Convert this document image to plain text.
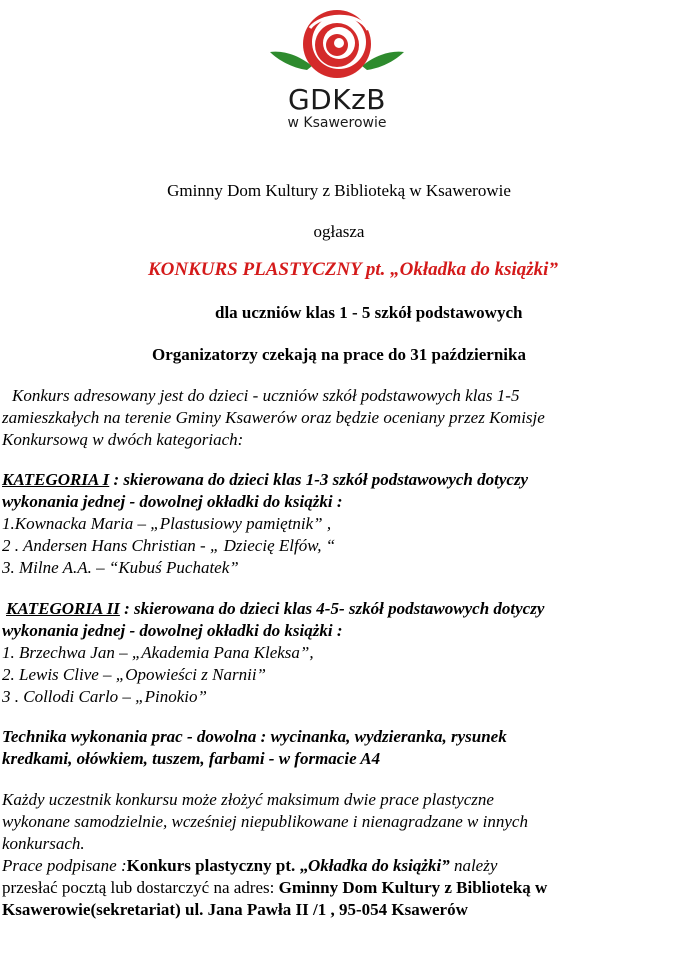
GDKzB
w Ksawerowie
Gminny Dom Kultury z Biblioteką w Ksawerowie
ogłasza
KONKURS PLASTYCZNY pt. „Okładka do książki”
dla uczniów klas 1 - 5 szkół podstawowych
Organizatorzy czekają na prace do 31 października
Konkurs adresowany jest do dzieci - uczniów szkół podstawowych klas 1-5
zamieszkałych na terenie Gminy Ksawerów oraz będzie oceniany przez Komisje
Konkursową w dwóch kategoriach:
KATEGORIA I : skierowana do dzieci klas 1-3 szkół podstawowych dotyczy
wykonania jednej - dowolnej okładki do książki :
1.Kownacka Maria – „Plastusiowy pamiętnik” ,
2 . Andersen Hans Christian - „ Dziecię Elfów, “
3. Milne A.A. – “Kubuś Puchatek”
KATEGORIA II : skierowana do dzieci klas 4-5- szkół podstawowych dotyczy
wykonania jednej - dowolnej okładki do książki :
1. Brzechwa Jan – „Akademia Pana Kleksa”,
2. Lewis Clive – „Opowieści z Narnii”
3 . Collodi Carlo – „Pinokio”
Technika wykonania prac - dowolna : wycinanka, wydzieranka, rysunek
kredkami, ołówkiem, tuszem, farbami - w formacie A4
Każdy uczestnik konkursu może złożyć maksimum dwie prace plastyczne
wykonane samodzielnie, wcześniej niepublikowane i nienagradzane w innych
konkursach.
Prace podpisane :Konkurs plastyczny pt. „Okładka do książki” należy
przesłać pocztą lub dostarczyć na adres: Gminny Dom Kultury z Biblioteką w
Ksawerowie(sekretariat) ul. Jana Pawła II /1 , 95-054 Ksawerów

--

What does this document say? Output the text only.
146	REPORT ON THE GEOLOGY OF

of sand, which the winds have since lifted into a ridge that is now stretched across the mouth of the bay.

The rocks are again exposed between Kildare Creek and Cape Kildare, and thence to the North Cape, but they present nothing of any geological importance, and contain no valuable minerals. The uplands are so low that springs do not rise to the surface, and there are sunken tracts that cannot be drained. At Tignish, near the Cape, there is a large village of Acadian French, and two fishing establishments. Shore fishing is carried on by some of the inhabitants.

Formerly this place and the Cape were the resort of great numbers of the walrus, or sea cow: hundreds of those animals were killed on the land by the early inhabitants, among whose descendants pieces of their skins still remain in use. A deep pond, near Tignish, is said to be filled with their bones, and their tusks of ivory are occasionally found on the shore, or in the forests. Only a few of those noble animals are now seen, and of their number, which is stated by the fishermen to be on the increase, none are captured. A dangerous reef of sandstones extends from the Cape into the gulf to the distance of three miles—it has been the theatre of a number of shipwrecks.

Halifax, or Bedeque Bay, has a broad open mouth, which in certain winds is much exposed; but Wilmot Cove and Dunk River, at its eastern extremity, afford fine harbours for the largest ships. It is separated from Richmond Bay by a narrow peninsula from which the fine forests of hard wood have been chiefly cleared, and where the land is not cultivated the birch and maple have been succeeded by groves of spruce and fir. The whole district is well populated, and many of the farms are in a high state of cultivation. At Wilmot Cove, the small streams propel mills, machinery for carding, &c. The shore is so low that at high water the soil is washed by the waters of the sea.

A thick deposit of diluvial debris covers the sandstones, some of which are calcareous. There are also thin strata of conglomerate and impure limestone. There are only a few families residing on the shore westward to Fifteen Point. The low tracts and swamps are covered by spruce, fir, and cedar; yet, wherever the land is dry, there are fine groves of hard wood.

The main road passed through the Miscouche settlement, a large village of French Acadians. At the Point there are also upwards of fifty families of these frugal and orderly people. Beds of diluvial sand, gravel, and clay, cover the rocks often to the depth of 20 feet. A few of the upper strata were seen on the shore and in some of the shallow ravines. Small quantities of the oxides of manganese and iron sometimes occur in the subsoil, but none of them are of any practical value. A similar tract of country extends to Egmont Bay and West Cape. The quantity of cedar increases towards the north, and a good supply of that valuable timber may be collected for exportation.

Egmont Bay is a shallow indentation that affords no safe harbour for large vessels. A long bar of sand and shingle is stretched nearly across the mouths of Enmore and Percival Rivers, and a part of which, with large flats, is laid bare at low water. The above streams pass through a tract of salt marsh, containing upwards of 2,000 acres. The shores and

* * *

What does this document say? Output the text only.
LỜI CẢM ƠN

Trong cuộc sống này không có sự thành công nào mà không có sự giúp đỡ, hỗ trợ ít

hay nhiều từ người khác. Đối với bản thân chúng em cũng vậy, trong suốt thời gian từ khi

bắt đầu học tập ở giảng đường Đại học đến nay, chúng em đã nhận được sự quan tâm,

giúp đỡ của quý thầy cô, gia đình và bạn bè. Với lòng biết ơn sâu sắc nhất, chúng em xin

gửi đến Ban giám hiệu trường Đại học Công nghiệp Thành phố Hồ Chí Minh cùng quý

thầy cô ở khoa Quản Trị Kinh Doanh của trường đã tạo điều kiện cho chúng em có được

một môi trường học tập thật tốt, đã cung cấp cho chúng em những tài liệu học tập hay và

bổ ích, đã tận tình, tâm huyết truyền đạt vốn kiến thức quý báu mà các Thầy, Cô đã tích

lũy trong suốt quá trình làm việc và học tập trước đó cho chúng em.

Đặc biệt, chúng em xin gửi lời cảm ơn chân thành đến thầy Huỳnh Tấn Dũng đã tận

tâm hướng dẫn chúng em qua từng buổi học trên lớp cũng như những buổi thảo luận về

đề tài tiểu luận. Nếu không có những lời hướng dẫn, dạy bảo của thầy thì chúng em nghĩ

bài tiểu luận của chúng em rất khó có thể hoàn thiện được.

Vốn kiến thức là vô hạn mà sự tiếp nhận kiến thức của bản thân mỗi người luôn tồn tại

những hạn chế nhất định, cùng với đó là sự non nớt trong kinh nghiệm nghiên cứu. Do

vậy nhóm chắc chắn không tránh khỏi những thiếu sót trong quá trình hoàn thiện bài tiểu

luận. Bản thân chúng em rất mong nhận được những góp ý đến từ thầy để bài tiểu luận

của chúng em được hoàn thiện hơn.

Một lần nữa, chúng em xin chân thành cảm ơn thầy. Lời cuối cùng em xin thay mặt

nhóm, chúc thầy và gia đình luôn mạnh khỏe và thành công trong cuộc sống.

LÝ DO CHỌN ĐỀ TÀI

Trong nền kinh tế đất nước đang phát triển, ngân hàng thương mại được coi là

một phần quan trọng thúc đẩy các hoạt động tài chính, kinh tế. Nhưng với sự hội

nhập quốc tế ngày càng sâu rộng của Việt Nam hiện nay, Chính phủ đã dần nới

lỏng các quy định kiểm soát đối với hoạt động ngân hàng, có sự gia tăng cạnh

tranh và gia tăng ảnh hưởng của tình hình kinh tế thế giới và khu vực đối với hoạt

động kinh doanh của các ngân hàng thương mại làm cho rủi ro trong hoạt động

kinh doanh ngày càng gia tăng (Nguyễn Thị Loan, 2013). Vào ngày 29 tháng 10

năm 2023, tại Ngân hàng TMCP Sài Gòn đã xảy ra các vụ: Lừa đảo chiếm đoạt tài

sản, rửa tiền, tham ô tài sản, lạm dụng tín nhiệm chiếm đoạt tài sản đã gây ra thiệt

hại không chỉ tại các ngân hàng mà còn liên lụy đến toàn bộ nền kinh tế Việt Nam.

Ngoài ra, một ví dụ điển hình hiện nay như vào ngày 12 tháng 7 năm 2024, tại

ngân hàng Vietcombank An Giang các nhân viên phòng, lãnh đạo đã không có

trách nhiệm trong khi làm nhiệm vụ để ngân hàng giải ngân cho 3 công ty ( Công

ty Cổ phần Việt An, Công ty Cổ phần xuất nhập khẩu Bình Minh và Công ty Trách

The problem: Where a line in the entries holds the word "hoàn", copy that line.

Response below:
bài tiểu luận của chúng em rất khó có thể hoàn thiện được.
vậy nhóm chắc chắn không tránh khỏi những thiếu sót trong quá trình hoàn thiện bài tiểu
của chúng em được hoàn thiện hơn.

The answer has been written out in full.